(Items from a dataset)
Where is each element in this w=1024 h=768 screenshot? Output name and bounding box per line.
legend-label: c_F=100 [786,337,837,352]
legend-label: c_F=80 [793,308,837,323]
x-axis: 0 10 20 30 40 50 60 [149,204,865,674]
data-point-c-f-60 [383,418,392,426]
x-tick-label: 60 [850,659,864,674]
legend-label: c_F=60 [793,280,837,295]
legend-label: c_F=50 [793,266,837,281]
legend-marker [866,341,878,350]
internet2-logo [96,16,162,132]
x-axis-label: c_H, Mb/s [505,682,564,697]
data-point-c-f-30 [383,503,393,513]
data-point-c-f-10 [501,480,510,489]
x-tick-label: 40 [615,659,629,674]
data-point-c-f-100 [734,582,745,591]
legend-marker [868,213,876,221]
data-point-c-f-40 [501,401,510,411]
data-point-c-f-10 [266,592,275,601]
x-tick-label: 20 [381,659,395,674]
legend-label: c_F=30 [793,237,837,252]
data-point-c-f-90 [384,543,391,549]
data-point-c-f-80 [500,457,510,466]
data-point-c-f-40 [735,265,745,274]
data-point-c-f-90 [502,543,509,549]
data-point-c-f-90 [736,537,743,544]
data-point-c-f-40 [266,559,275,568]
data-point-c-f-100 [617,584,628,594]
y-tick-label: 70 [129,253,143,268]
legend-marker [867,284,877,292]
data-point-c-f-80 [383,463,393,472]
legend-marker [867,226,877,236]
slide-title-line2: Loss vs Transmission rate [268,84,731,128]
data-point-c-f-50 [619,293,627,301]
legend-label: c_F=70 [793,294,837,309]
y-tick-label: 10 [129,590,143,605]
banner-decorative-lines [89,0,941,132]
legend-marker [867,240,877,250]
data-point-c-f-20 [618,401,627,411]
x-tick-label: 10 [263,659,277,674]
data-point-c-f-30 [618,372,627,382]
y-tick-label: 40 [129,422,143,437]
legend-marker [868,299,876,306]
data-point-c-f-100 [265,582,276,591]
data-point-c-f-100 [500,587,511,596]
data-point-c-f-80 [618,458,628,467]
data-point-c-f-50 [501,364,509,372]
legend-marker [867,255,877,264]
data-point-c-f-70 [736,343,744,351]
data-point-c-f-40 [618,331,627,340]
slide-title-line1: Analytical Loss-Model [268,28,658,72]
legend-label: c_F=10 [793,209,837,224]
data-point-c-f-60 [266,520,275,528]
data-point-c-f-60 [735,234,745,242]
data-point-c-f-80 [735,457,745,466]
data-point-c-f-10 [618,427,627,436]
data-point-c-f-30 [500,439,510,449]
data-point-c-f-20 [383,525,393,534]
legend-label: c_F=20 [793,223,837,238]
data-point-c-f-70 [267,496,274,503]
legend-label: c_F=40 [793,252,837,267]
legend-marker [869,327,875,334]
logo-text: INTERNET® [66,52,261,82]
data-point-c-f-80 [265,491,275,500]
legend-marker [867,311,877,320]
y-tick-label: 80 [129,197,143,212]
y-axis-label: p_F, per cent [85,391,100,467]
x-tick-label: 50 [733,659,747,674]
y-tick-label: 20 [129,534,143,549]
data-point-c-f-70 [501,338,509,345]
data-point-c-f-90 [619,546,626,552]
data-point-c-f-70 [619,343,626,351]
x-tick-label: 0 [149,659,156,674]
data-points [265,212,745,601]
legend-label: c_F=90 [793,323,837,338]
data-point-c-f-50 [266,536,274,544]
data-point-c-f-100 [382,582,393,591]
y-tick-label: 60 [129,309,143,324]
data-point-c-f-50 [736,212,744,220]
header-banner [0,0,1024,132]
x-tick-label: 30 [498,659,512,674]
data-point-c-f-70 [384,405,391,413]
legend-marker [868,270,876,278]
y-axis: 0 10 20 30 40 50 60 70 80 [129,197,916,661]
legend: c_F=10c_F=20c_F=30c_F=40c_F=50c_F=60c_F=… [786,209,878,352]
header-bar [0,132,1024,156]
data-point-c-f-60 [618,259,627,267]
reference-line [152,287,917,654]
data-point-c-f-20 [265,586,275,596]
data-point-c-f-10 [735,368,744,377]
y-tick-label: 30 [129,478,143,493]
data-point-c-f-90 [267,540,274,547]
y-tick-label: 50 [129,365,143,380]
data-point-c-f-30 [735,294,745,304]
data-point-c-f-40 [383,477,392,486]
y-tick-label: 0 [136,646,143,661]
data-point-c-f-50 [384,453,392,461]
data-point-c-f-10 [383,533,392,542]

● **Task**
Rewrite the material with each occurrence of "legend-marker" swapped for "legend-symbol". Keep everything else the same.

● **Finished exercise**
Where is each element in this w=1024 h=768 screenshot? Output name and bounding box per line.
legend-label: c_F=100 [786,337,837,352]
legend-label: c_F=80 [793,308,837,323]
x-axis: 0 10 20 30 40 50 60 [149,204,865,674]
data-point-c-f-60 [383,418,392,426]
x-tick-label: 60 [850,659,864,674]
legend-label: c_F=60 [793,280,837,295]
legend-label: c_F=50 [793,266,837,281]
legend-symbol [866,341,878,350]
internet2-logo [96,16,162,132]
x-axis-label: c_H, Mb/s [505,682,564,697]
data-point-c-f-30 [383,503,393,513]
data-point-c-f-10 [501,480,510,489]
x-tick-label: 40 [615,659,629,674]
data-point-c-f-100 [734,582,745,591]
legend-symbol [868,213,876,221]
data-point-c-f-40 [501,401,510,411]
data-point-c-f-10 [266,592,275,601]
x-tick-label: 20 [381,659,395,674]
legend-label: c_F=30 [793,237,837,252]
data-point-c-f-90 [384,543,391,549]
data-point-c-f-80 [500,457,510,466]
data-point-c-f-40 [735,265,745,274]
data-point-c-f-90 [502,543,509,549]
data-point-c-f-90 [736,537,743,544]
data-point-c-f-40 [266,559,275,568]
data-point-c-f-100 [617,584,628,594]
y-tick-label: 70 [129,253,143,268]
legend-symbol [867,284,877,292]
data-point-c-f-80 [383,463,393,472]
legend-symbol [867,226,877,236]
slide-title-line2: Loss vs Transmission rate [268,84,731,128]
data-point-c-f-50 [619,293,627,301]
legend-label: c_F=70 [793,294,837,309]
y-tick-label: 10 [129,590,143,605]
banner-decorative-lines [89,0,941,132]
legend-symbol [867,240,877,250]
data-point-c-f-20 [618,401,627,411]
x-tick-label: 10 [263,659,277,674]
data-point-c-f-30 [618,372,627,382]
y-tick-label: 40 [129,422,143,437]
legend-symbol [868,299,876,306]
data-point-c-f-100 [265,582,276,591]
data-point-c-f-100 [500,587,511,596]
data-point-c-f-80 [618,458,628,467]
data-point-c-f-50 [501,364,509,372]
legend-symbol [867,255,877,264]
data-point-c-f-70 [736,343,744,351]
data-point-c-f-40 [618,331,627,340]
slide-title-line1: Analytical Loss-Model [268,28,658,72]
legend-label: c_F=10 [793,209,837,224]
data-point-c-f-60 [266,520,275,528]
data-point-c-f-60 [735,234,745,242]
data-point-c-f-80 [735,457,745,466]
data-point-c-f-10 [618,427,627,436]
data-point-c-f-30 [500,439,510,449]
data-point-c-f-20 [383,525,393,534]
legend-label: c_F=20 [793,223,837,238]
data-point-c-f-70 [267,496,274,503]
legend-label: c_F=40 [793,252,837,267]
legend-symbol [869,327,875,334]
logo-text: INTERNET® [66,52,261,82]
data-point-c-f-80 [265,491,275,500]
legend-symbol [867,311,877,320]
y-tick-label: 80 [129,197,143,212]
y-axis-label: p_F, per cent [85,391,100,467]
x-tick-label: 50 [733,659,747,674]
y-tick-label: 20 [129,534,143,549]
data-point-c-f-70 [501,338,509,345]
data-point-c-f-90 [619,546,626,552]
data-point-c-f-70 [619,343,626,351]
x-tick-label: 0 [149,659,156,674]
data-points [265,212,745,601]
legend-label: c_F=90 [793,323,837,338]
data-point-c-f-50 [266,536,274,544]
data-point-c-f-100 [382,582,393,591]
y-tick-label: 60 [129,309,143,324]
data-point-c-f-50 [736,212,744,220]
header-banner [0,0,1024,132]
x-tick-label: 30 [498,659,512,674]
data-point-c-f-70 [384,405,391,413]
legend-symbol [868,270,876,278]
y-axis: 0 10 20 30 40 50 60 70 80 [129,197,916,661]
legend: c_F=10c_F=20c_F=30c_F=40c_F=50c_F=60c_F=… [786,209,878,352]
header-bar [0,132,1024,156]
data-point-c-f-60 [618,259,627,267]
reference-line [152,287,917,654]
data-point-c-f-20 [265,586,275,596]
data-point-c-f-10 [735,368,744,377]
y-tick-label: 30 [129,478,143,493]
data-point-c-f-90 [267,540,274,547]
y-tick-label: 50 [129,365,143,380]
data-point-c-f-30 [735,294,745,304]
data-point-c-f-40 [383,477,392,486]
y-tick-label: 0 [136,646,143,661]
data-point-c-f-50 [384,453,392,461]
data-point-c-f-10 [383,533,392,542]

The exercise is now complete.